#### Short task:
Please write out the material below exactly as given.

(Saved data entries)
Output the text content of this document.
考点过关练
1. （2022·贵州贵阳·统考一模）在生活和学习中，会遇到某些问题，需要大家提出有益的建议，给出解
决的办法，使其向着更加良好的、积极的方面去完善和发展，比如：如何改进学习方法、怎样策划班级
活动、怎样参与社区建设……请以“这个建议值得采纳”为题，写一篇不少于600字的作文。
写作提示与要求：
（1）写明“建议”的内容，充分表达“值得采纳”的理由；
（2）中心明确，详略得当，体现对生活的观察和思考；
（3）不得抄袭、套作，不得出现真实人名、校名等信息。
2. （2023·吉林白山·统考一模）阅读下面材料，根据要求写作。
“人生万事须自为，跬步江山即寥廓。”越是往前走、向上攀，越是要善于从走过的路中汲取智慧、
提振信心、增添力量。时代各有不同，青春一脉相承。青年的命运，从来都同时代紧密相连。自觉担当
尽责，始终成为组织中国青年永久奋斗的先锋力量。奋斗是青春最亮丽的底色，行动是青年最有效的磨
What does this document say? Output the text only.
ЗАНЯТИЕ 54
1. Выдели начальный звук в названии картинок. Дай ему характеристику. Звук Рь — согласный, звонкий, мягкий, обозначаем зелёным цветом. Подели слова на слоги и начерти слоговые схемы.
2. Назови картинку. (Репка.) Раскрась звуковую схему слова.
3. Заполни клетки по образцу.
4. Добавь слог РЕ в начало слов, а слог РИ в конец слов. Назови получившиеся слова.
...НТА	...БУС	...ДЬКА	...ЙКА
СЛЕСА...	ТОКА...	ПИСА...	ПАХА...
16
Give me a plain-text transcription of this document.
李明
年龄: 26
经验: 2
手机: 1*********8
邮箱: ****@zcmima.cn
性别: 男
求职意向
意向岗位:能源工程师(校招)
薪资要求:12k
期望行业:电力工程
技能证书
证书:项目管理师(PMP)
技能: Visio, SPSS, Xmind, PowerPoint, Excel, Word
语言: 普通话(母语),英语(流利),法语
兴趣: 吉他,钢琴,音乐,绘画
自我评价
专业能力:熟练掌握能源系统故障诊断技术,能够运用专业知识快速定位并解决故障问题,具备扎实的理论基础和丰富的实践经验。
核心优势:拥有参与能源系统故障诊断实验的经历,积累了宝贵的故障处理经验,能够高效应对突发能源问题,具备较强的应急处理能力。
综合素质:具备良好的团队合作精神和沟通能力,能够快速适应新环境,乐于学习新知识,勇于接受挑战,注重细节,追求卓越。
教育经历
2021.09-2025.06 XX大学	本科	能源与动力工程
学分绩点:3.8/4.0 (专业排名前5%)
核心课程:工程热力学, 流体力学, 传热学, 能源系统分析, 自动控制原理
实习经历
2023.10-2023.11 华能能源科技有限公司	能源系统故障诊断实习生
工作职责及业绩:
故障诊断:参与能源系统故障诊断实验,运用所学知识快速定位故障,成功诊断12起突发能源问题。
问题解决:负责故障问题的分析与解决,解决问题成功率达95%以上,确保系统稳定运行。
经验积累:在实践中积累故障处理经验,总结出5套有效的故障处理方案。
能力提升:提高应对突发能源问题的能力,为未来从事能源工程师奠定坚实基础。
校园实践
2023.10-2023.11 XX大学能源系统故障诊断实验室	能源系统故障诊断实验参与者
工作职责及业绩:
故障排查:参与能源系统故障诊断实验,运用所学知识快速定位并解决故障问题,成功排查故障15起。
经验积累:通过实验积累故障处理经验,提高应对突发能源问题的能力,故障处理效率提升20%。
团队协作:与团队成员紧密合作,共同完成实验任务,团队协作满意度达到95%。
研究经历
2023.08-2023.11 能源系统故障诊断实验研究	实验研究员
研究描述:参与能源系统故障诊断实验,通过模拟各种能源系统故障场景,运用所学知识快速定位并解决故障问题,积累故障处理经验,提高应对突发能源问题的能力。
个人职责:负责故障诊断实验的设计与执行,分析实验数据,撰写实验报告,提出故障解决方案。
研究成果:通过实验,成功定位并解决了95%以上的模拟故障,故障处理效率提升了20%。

#### The response:
Output the text content of this document.
考点过关练
1. （2022·贵州贵阳·统考一模）在生活和学习中，会遇到某些问题，需要大家提出有益的建议，给出解
决的办法，使其向着更加良好的、积极的方面去完善和发展，比如：如何改进学习方法、怎样策划班级
活动、怎样参与社区建设……请以“这个建议值得采纳”为题，写一篇不少于600字的作文。
写作提示与要求：
（1）写明“建议”的内容，充分表达“值得采纳”的理由；
（2）中心明确，详略得当，体现对生活的观察和思考；
（3）不得抄袭、套作，不得出现真实人名、校名等信息。
2. （2023·吉林白山·统考一模）阅读下面材料，根据要求写作。
“人生万事须自为，跬步江山即寥廓。”越是往前走、向上攀，越是要善于从走过的路中汲取智慧、
提振信心、增添力量。时代各有不同，青春一脉相承。青年的命运，从来都同时代紧密相连。自觉担当
尽责，始终成为组织中国青年永久奋斗的先锋力量。奋斗是青春最亮丽的底色，行动是青年最有效的磨
What does this document say? Output the text only.
ЗАНЯТИЕ 54
1. Выдели начальный звук в названии картинок. Дай ему характеристику. Звук Рь — согласный, звонкий, мягкий, обозначаем зелёным цветом. Подели слова на слоги и начерти слоговые схемы.
2. Назови картинку. (Репка.) Раскрась звуковую схему слова.
3. Заполни клетки по образцу.
4. Добавь слог РЕ в начало слов, а слог РИ в конец слов. Назови получившиеся слова.
...НТА	...БУС	...ДЬКА	...ЙКА
СЛЕСА...	ТОКА...	ПИСА...	ПАХА...
16
Give me a plain-text transcription of this document.
李明
年龄: 26
经验: 2
手机: 1*********8
邮箱: ****@zcmima.cn
性别: 男
求职意向
意向岗位:能源工程师(校招)
薪资要求:12k
期望行业:电力工程
技能证书
证书:项目管理师(PMP)
技能: Visio, SPSS, Xmind, PowerPoint, Excel, Word
语言: 普通话(母语),英语(流利),法语
兴趣: 吉他,钢琴,音乐,绘画
自我评价
专业能力:熟练掌握能源系统故障诊断技术,能够运用专业知识快速定位并解决故障问题,具备扎实的理论基础和丰富的实践经验。
核心优势:拥有参与能源系统故障诊断实验的经历,积累了宝贵的故障处理经验,能够高效应对突发能源问题,具备较强的应急处理能力。
综合素质:具备良好的团队合作精神和沟通能力,能够快速适应新环境,乐于学习新知识,勇于接受挑战,注重细节,追求卓越。
教育经历
2021.09-2025.06 XX大学	本科	能源与动力工程
学分绩点:3.8/4.0 (专业排名前5%)
核心课程:工程热力学, 流体力学, 传热学, 能源系统分析, 自动控制原理
实习经历
2023.10-2023.11 华能能源科技有限公司	能源系统故障诊断实习生
工作职责及业绩:
故障诊断:参与能源系统故障诊断实验,运用所学知识快速定位故障,成功诊断12起突发能源问题。
问题解决:负责故障问题的分析与解决,解决问题成功率达95%以上,确保系统稳定运行。
经验积累:在实践中积累故障处理经验,总结出5套有效的故障处理方案。
能力提升:提高应对突发能源问题的能力,为未来从事能源工程师奠定坚实基础。
校园实践
2023.10-2023.11 XX大学能源系统故障诊断实验室	能源系统故障诊断实验参与者
工作职责及业绩:
故障排查:参与能源系统故障诊断实验,运用所学知识快速定位并解决故障问题,成功排查故障15起。
经验积累:通过实验积累故障处理经验,提高应对突发能源问题的能力,故障处理效率提升20%。
团队协作:与团队成员紧密合作,共同完成实验任务,团队协作满意度达到95%。
研究经历
2023.08-2023.11 能源系统故障诊断实验研究	实验研究员
研究描述:参与能源系统故障诊断实验,通过模拟各种能源系统故障场景,运用所学知识快速定位并解决故障问题,积累故障处理经验,提高应对突发能源问题的能力。
个人职责:负责故障诊断实验的设计与执行,分析实验数据,撰写实验报告,提出故障解决方案。
研究成果:通过实验,成功定位并解决了95%以上的模拟故障,故障处理效率提升了20%。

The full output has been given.